* _STATED EXERCISE_
Search the records below for the word "Hermann". Pull out each line that has it.

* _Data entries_
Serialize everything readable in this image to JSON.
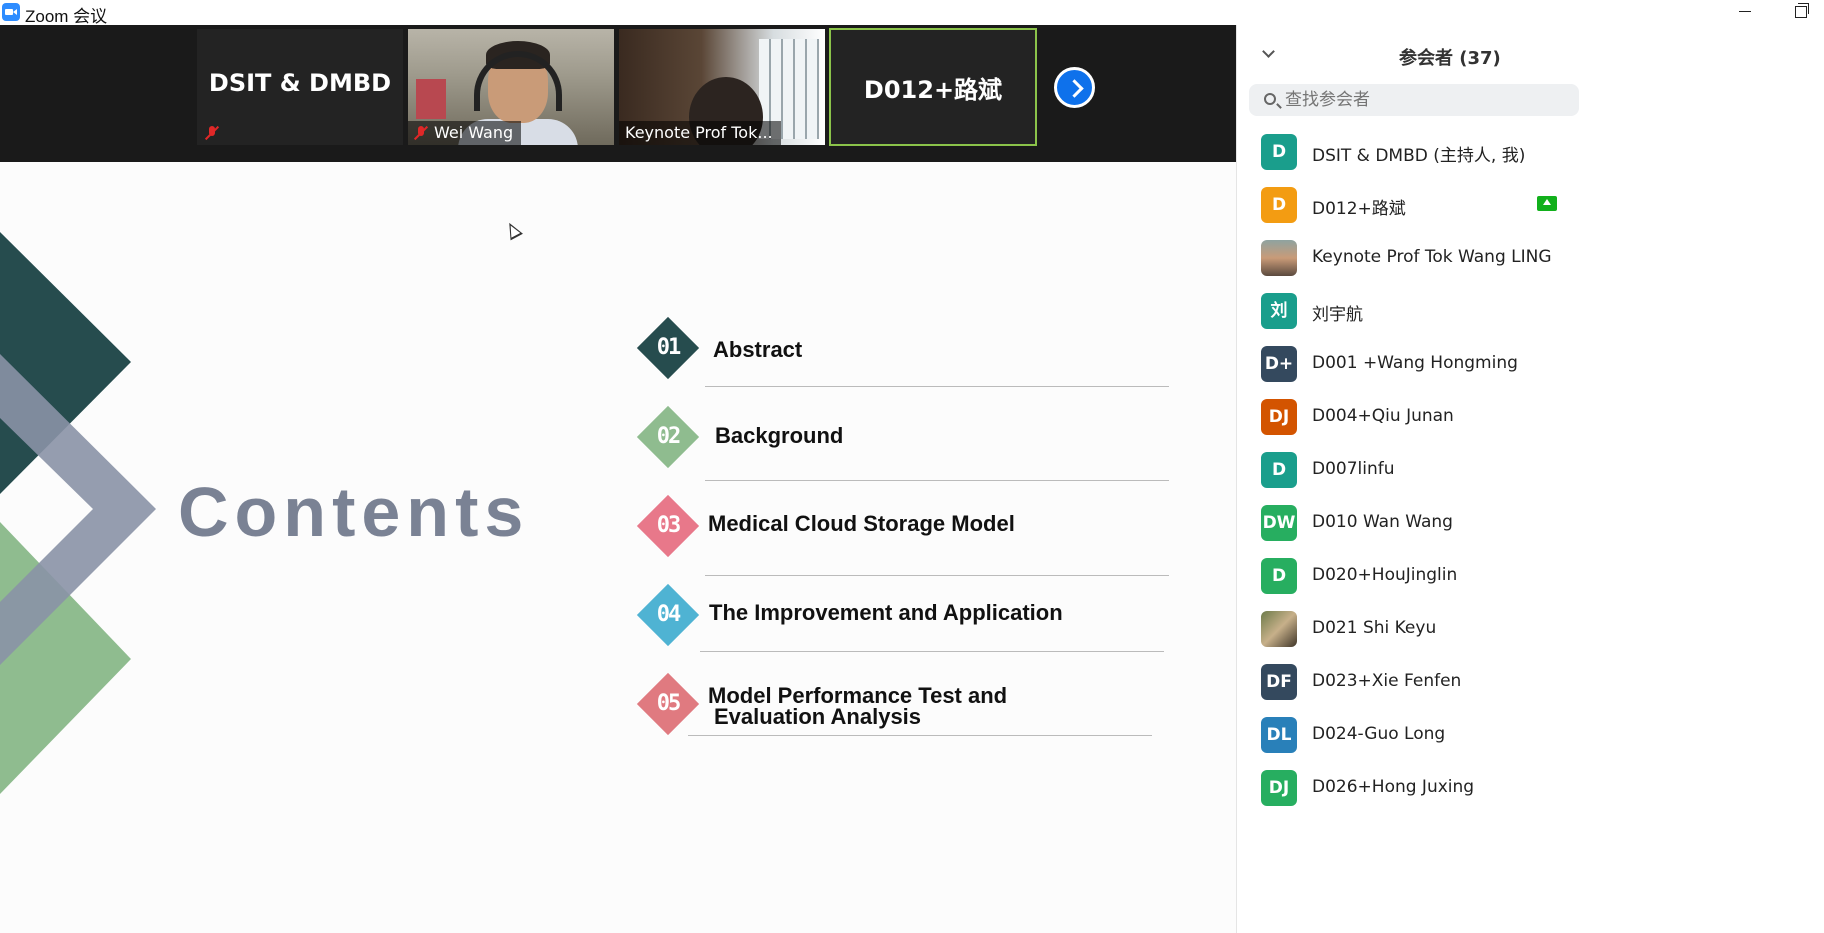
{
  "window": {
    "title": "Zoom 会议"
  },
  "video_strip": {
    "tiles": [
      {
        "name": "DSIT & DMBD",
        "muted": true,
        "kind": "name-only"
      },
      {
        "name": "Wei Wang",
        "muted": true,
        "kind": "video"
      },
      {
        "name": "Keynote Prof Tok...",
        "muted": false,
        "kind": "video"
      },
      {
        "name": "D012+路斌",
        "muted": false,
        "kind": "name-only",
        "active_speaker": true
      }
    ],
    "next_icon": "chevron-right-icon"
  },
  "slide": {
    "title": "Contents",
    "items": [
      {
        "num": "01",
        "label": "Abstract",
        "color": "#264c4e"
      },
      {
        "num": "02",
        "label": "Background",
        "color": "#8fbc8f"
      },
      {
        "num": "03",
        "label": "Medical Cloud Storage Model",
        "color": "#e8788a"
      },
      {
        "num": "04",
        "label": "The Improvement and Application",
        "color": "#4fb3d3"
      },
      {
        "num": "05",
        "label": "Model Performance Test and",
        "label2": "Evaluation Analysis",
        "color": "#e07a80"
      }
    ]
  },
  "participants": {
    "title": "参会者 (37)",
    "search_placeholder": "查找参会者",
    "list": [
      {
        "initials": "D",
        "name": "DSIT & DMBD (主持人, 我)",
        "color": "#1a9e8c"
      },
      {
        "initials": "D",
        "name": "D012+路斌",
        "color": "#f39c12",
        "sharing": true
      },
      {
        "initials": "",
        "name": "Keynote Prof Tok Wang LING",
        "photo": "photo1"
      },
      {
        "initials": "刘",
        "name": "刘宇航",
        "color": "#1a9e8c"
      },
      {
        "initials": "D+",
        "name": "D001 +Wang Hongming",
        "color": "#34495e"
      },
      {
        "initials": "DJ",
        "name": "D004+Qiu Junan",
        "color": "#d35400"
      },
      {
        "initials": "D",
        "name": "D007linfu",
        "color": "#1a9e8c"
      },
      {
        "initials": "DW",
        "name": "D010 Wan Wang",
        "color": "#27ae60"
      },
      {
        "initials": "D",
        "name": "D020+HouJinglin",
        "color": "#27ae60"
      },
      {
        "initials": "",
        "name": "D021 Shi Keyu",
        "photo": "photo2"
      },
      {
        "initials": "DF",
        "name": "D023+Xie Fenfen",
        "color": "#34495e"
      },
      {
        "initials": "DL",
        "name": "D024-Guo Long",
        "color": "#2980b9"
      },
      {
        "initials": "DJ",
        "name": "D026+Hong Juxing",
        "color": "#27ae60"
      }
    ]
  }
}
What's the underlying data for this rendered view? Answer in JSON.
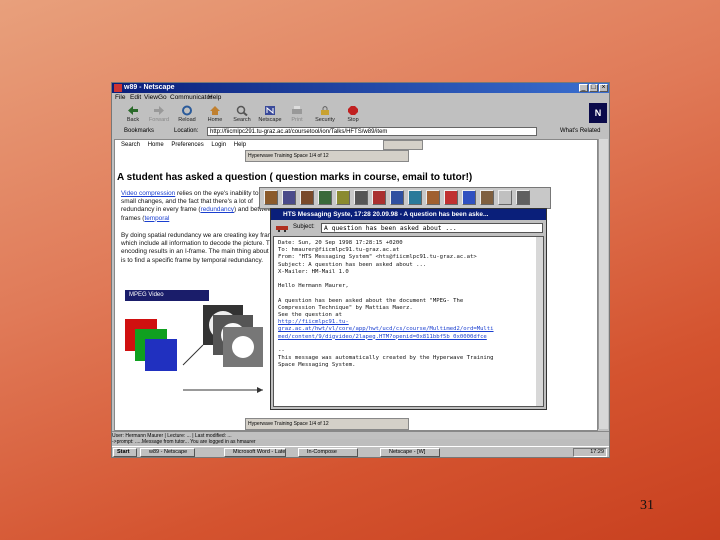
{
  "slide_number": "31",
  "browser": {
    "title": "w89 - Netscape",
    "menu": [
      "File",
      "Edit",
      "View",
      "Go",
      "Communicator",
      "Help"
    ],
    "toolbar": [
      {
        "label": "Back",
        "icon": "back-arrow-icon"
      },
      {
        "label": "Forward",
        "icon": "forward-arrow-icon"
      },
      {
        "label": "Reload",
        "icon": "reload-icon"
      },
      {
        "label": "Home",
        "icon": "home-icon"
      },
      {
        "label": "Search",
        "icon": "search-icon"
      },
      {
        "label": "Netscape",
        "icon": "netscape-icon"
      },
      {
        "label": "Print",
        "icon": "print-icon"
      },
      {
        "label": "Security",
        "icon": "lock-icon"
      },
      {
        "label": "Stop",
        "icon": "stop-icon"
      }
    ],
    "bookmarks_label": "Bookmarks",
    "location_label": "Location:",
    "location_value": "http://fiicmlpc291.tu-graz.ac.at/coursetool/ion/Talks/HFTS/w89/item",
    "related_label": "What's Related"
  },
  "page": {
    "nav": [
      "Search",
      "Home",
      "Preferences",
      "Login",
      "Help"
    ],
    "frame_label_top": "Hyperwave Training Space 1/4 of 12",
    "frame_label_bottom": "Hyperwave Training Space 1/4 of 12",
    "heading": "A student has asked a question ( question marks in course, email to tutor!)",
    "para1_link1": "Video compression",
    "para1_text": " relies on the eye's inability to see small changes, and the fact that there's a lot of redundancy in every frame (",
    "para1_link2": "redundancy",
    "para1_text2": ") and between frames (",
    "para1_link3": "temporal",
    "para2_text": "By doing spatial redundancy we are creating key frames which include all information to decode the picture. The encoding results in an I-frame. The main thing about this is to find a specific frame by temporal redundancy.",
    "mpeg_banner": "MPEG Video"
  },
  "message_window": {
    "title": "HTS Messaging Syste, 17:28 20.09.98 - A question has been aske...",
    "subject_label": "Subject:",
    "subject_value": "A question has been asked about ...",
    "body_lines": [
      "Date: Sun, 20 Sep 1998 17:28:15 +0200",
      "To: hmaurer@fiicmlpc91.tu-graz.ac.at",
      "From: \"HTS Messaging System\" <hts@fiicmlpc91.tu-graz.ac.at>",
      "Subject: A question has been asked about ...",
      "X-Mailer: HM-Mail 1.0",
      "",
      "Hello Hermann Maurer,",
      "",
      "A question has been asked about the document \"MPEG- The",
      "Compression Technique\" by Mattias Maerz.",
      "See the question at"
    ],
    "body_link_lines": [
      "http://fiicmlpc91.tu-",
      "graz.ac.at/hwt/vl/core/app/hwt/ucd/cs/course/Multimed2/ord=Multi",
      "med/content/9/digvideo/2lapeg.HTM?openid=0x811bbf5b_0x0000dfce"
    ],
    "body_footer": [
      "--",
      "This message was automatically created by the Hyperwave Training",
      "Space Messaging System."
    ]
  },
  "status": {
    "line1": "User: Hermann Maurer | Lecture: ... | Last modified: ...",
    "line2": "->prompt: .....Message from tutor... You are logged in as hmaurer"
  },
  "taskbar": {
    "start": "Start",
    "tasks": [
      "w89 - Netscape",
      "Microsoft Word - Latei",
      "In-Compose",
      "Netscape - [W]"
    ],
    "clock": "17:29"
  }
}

* _ANSWER BELOW_
      "Hello Hermann Maurer,",
    "line1": "User: Hermann Maurer | Lecture: ... | Last modified: ...",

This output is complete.